Rows from a figure dataset
•••••

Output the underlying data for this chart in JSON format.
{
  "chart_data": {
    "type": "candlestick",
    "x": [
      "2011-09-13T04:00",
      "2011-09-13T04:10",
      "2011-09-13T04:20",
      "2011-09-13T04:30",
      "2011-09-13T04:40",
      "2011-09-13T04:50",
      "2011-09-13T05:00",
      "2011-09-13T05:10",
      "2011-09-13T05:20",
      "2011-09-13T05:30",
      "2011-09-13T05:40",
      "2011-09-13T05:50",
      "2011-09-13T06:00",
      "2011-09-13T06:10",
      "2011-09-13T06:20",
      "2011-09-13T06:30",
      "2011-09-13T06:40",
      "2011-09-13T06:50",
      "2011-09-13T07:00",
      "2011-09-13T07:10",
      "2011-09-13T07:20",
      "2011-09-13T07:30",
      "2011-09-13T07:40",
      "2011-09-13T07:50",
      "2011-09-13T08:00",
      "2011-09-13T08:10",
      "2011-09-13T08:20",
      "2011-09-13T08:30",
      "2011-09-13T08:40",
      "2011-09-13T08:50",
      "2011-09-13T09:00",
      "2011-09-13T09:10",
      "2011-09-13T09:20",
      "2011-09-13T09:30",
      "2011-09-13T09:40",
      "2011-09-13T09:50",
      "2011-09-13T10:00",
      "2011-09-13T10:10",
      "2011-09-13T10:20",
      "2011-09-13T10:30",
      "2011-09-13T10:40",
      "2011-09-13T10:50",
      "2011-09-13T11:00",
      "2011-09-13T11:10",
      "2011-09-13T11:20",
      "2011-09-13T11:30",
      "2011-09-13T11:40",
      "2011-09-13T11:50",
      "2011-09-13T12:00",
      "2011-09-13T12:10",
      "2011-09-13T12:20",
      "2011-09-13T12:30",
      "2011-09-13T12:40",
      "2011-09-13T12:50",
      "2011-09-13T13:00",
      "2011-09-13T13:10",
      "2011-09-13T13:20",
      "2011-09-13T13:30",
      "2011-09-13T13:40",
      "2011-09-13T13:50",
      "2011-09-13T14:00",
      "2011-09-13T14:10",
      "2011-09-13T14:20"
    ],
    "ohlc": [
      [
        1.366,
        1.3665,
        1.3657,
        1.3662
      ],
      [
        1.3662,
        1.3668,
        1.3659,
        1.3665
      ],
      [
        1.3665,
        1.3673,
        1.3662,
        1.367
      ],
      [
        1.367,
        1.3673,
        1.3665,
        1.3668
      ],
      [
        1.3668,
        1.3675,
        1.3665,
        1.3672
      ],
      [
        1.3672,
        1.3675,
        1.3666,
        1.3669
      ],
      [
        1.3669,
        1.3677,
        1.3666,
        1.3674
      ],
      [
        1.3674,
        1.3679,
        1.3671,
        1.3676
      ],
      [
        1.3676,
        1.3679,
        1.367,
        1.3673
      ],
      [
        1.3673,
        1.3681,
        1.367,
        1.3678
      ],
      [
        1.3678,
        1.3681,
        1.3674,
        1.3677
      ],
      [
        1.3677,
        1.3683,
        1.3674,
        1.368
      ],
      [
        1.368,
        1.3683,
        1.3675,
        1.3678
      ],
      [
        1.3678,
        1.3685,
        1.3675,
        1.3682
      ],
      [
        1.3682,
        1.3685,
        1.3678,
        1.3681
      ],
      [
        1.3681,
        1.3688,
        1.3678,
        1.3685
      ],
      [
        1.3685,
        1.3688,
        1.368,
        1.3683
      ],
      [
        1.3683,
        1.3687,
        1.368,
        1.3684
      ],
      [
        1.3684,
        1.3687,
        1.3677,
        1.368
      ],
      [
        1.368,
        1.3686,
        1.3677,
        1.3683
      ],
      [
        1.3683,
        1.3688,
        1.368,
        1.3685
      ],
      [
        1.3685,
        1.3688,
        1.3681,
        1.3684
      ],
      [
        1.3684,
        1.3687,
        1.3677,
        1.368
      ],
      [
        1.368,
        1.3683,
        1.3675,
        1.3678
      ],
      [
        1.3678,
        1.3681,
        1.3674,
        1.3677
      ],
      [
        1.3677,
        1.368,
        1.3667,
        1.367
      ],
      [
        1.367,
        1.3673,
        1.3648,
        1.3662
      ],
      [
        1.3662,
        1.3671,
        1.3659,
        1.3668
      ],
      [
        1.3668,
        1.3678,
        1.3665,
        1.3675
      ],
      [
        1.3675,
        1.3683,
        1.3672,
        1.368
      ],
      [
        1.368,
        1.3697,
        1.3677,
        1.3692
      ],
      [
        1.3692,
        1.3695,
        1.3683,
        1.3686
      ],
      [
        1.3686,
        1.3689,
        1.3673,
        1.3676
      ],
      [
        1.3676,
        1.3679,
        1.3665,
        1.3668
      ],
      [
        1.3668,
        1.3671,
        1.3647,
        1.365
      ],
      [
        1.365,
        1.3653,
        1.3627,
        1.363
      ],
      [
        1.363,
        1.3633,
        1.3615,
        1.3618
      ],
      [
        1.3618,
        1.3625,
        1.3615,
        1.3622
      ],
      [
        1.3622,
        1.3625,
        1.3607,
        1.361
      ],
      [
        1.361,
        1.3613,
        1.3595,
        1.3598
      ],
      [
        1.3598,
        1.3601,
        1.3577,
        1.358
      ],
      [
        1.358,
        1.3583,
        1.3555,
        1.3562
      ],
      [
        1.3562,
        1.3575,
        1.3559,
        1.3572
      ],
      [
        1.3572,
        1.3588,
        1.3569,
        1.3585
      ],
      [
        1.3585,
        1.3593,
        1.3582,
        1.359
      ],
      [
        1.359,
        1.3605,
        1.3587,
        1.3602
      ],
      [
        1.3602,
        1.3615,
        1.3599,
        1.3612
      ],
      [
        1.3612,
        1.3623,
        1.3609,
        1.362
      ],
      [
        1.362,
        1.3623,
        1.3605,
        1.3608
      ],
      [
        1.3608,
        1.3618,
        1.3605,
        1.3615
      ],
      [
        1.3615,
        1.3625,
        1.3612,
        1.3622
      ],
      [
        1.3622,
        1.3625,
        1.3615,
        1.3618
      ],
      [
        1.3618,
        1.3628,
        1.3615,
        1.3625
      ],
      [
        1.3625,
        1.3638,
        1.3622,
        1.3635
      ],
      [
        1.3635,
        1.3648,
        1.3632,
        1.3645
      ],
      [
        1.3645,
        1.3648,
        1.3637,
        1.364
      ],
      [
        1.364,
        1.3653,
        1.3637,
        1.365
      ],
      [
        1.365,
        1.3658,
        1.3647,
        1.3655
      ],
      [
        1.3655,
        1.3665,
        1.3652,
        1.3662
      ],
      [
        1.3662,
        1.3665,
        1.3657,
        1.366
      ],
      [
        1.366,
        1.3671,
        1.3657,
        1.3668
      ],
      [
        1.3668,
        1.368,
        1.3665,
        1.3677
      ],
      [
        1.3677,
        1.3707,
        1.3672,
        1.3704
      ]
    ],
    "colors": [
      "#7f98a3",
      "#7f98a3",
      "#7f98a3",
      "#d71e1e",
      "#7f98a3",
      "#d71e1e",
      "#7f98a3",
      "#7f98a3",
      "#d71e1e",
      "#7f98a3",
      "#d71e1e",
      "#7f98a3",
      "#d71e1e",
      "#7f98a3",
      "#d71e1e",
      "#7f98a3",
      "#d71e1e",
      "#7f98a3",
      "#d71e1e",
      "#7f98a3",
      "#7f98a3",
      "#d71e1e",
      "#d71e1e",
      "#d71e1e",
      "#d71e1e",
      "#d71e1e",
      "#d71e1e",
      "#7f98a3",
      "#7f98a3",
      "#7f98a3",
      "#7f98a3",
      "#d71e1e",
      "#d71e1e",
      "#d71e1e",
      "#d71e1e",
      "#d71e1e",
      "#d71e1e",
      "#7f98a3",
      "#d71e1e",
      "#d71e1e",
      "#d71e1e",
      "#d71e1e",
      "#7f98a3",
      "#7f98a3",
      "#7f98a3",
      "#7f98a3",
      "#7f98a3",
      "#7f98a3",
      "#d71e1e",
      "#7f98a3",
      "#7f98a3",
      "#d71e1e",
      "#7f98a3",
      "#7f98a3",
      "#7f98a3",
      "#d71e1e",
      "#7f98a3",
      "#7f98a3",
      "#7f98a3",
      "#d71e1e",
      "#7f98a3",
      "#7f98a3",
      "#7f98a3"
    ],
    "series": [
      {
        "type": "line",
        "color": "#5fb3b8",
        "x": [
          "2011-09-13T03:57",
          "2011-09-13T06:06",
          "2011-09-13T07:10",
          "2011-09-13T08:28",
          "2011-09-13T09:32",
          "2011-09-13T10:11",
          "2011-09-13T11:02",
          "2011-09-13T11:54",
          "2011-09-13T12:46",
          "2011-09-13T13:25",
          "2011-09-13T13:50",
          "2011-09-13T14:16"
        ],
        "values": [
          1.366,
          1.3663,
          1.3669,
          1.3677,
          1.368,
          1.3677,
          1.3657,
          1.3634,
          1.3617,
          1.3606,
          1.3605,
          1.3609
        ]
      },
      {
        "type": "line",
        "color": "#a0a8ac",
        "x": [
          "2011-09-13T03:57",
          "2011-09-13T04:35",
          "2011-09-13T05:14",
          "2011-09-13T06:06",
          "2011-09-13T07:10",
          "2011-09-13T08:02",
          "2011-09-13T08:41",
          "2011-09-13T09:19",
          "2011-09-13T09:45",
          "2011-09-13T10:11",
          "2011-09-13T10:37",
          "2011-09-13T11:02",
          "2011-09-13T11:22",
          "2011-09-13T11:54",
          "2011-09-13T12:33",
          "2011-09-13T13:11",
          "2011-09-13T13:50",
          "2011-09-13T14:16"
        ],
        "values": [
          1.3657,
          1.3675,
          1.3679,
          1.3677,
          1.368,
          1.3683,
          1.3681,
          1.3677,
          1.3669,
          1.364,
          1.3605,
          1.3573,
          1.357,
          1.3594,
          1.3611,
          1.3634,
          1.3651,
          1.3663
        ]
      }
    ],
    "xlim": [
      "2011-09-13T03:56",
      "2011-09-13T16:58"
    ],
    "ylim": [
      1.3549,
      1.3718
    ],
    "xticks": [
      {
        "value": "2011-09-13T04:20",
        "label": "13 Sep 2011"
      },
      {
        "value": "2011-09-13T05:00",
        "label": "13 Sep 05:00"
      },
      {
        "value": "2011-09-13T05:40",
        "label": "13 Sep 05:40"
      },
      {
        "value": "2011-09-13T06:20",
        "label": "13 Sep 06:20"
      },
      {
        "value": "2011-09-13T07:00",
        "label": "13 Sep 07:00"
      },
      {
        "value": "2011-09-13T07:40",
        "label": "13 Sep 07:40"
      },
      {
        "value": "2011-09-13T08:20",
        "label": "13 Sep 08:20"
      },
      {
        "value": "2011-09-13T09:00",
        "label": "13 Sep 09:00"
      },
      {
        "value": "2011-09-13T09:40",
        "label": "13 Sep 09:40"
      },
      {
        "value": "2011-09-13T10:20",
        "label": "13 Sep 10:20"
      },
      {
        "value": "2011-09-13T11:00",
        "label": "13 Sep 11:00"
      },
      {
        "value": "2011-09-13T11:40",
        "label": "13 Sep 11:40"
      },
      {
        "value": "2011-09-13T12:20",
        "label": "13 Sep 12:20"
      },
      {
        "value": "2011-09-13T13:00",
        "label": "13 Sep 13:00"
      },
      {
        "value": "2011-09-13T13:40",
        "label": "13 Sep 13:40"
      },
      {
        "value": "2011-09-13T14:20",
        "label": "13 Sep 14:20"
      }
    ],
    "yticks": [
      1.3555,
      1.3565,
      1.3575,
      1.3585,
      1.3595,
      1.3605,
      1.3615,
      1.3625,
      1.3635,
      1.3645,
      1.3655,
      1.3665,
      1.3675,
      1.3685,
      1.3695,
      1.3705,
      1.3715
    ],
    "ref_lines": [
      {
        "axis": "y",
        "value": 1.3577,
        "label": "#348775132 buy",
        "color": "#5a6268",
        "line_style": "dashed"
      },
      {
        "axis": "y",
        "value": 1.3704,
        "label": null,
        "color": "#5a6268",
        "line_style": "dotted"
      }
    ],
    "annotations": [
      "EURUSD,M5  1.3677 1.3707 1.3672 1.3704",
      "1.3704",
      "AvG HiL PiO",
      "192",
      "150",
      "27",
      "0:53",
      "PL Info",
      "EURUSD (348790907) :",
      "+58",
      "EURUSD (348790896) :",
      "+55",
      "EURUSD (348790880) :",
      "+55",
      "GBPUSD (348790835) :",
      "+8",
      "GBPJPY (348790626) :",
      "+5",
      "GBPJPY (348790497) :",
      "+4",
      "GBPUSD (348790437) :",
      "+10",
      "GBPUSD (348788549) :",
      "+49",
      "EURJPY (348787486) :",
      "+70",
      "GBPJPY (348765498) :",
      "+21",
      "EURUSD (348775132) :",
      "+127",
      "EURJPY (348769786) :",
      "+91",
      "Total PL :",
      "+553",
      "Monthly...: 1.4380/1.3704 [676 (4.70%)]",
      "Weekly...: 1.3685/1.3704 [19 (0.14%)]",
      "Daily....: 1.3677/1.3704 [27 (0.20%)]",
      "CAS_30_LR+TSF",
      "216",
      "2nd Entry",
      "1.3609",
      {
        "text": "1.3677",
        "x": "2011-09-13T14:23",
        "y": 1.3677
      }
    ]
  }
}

•••••

◆ Task statement:
From the records above, copy every line that holds the word "EURJPY".

◆ Result below:
      "EURJPY (348787486) :",
      "EURJPY (348769786) :",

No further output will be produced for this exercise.